• _Task inputs_
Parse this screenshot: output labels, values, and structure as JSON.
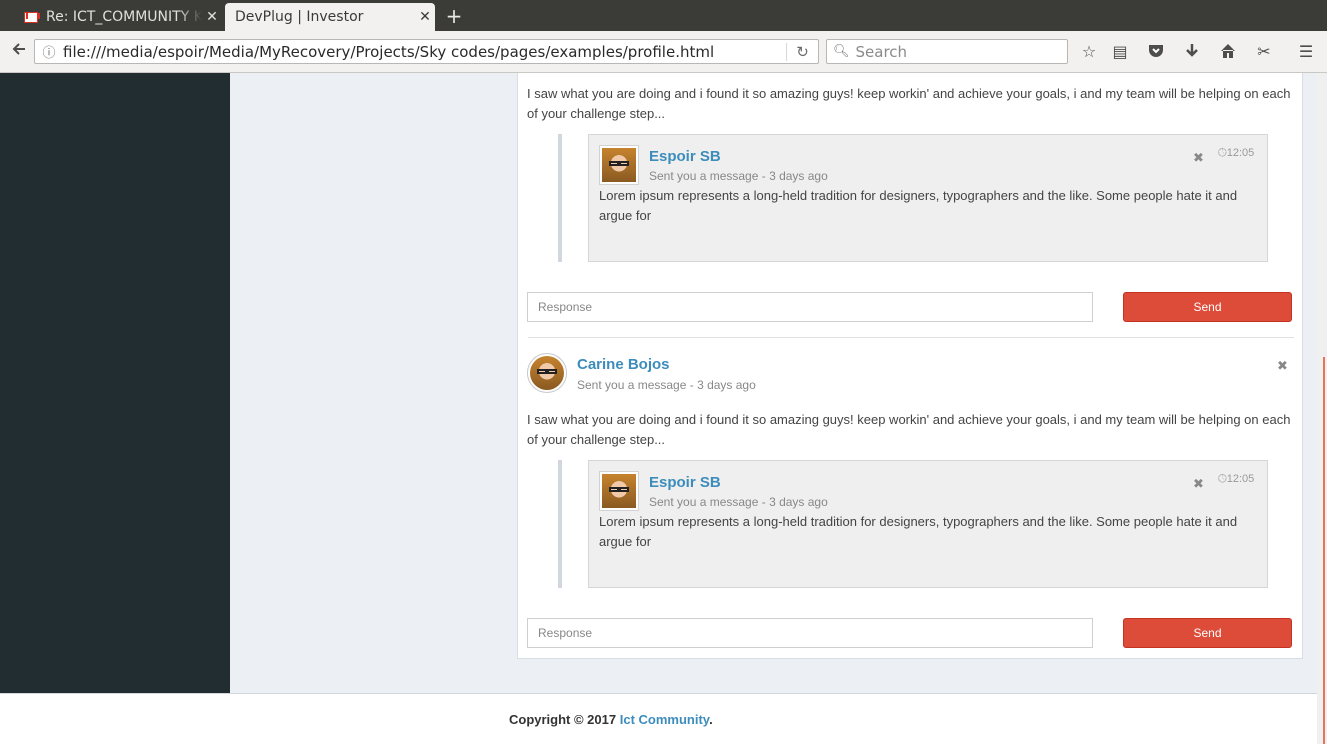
{
  "browser": {
    "tabs": [
      {
        "title": "Re: ICT_COMMUNITY K",
        "active": false
      },
      {
        "title": "DevPlug | Investor",
        "active": true
      }
    ],
    "url": "file:///media/espoir/Media/MyRecovery/Projects/Sky codes/pages/examples/profile.html",
    "search_placeholder": "Search"
  },
  "thread_top": {
    "message": "I saw what you are doing and i found it so amazing guys! keep workin' and achieve your goals, i and my team will be helping on each of your challenge step...",
    "reply": {
      "author": "Espoir SB",
      "meta": "Sent you a message - 3 days ago",
      "time": "12:05",
      "text": "Lorem ipsum represents a long-held tradition for designers, typographers and the like. Some people hate it and argue for"
    },
    "response_placeholder": "Response",
    "send_label": "Send"
  },
  "thread_bottom": {
    "author": "Carine Bojos",
    "meta": "Sent you a message - 3 days ago",
    "message": "I saw what you are doing and i found it so amazing guys! keep workin' and achieve your goals, i and my team will be helping on each of your challenge step...",
    "reply": {
      "author": "Espoir SB",
      "meta": "Sent you a message - 3 days ago",
      "time": "12:05",
      "text": "Lorem ipsum represents a long-held tradition for designers, typographers and the like. Some people hate it and argue for"
    },
    "response_placeholder": "Response",
    "send_label": "Send"
  },
  "footer": {
    "copyright": "Copyright © 2017",
    "link": "Ict Community",
    "period": "."
  },
  "colors": {
    "sidebar": "#222d32",
    "link": "#3c8dbc",
    "send": "#dd4b39"
  }
}
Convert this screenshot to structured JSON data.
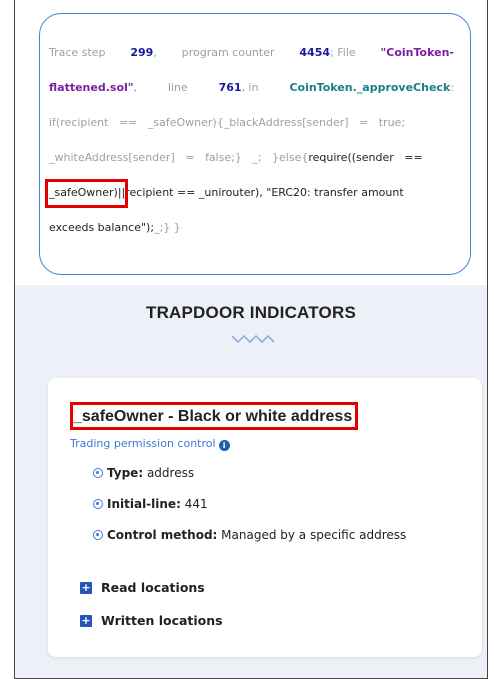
{
  "trace": {
    "prefix": "Trace step",
    "step": "299",
    "comma1": ",",
    "pc_label": "program counter",
    "pc": "4454",
    "file_label": "; File",
    "file_part1": "\"CoinToken-",
    "file_part2": "flattened.sol\"",
    "comma2": ",",
    "line_label": "line",
    "line_num": "761",
    "in_label": ", in",
    "function": "CoinToken._approveCheck",
    "colon": ":",
    "code_l3": "if(recipient == _safeOwner){_blackAddress[sender] = true;",
    "code_l4_a": "_whiteAddress[sender] = false;} _; }else{",
    "code_l4_b": "require((sender ==",
    "code_l5_hl": "_safeOwner)||",
    "code_l5_rest": "recipient == _unirouter), \"ERC20: transfer amount",
    "code_l6_a": "exceeds balance\");",
    "code_l6_b": "_;} }"
  },
  "section": {
    "title": "TRAPDOOR INDICATORS"
  },
  "indicator": {
    "title": "_safeOwner - Black or white address",
    "subtitle": "Trading permission control",
    "info_icon": "i",
    "properties": [
      {
        "label": "Type:",
        "value": "address"
      },
      {
        "label": "Initial-line:",
        "value": "441"
      },
      {
        "label": "Control method:",
        "value": "Managed by a specific address"
      }
    ],
    "expanders": [
      {
        "label": "Read locations"
      },
      {
        "label": "Written locations"
      }
    ],
    "plus_icon": "+"
  },
  "colors": {
    "card_border": "#3f82e0",
    "highlight": "#e00000",
    "file_purple": "#7a1fa0",
    "number_navy": "#1a1a9e",
    "function_teal": "#157f8c",
    "link_blue": "#3b7ad9"
  }
}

• _Exercise_
Repeat every record above exactly, but leave out any pictures.

• _Output_
Parse this screenshot: output labels, values, and structure as JSON.
{
  "browser": {
    "tabs": [
      {
        "title": "Re: ICT_COMMUNITY K",
        "active": false
      },
      {
        "title": "DevPlug | Investor",
        "active": true
      }
    ],
    "url": "file:///media/espoir/Media/MyRecovery/Projects/Sky codes/pages/examples/profile.html",
    "search_placeholder": "Search"
  },
  "thread_top": {
    "message": "I saw what you are doing and i found it so amazing guys! keep workin' and achieve your goals, i and my team will be helping on each of your challenge step...",
    "reply": {
      "author": "Espoir SB",
      "meta": "Sent you a message - 3 days ago",
      "time": "12:05",
      "text": "Lorem ipsum represents a long-held tradition for designers, typographers and the like. Some people hate it and argue for"
    },
    "response_placeholder": "Response",
    "send_label": "Send"
  },
  "thread_bottom": {
    "author": "Carine Bojos",
    "meta": "Sent you a message - 3 days ago",
    "message": "I saw what you are doing and i found it so amazing guys! keep workin' and achieve your goals, i and my team will be helping on each of your challenge step...",
    "reply": {
      "author": "Espoir SB",
      "meta": "Sent you a message - 3 days ago",
      "time": "12:05",
      "text": "Lorem ipsum represents a long-held tradition for designers, typographers and the like. Some people hate it and argue for"
    },
    "response_placeholder": "Response",
    "send_label": "Send"
  },
  "footer": {
    "copyright": "Copyright © 2017",
    "link": "Ict Community",
    "period": "."
  },
  "colors": {
    "sidebar": "#222d32",
    "link": "#3c8dbc",
    "send": "#dd4b39"
  }
}
Convert this screenshot to structured JSON data.
{
  "trace": {
    "prefix": "Trace step",
    "step": "299",
    "comma1": ",",
    "pc_label": "program counter",
    "pc": "4454",
    "file_label": "; File",
    "file_part1": "\"CoinToken-",
    "file_part2": "flattened.sol\"",
    "comma2": ",",
    "line_label": "line",
    "line_num": "761",
    "in_label": ", in",
    "function": "CoinToken._approveCheck",
    "colon": ":",
    "code_l3": "if(recipient == _safeOwner){_blackAddress[sender] = true;",
    "code_l4_a": "_whiteAddress[sender] = false;} _; }else{",
    "code_l4_b": "require((sender ==",
    "code_l5_hl": "_safeOwner)||",
    "code_l5_rest": "recipient == _unirouter), \"ERC20: transfer amount",
    "code_l6_a": "exceeds balance\");",
    "code_l6_b": "_;} }"
  },
  "section": {
    "title": "TRAPDOOR INDICATORS"
  },
  "indicator": {
    "title": "_safeOwner - Black or white address",
    "subtitle": "Trading permission control",
    "info_icon": "i",
    "properties": [
      {
        "label": "Type:",
        "value": "address"
      },
      {
        "label": "Initial-line:",
        "value": "441"
      },
      {
        "label": "Control method:",
        "value": "Managed by a specific address"
      }
    ],
    "expanders": [
      {
        "label": "Read locations"
      },
      {
        "label": "Written locations"
      }
    ],
    "plus_icon": "+"
  },
  "colors": {
    "card_border": "#3f82e0",
    "highlight": "#e00000",
    "file_purple": "#7a1fa0",
    "number_navy": "#1a1a9e",
    "function_teal": "#157f8c",
    "link_blue": "#3b7ad9"
  }
}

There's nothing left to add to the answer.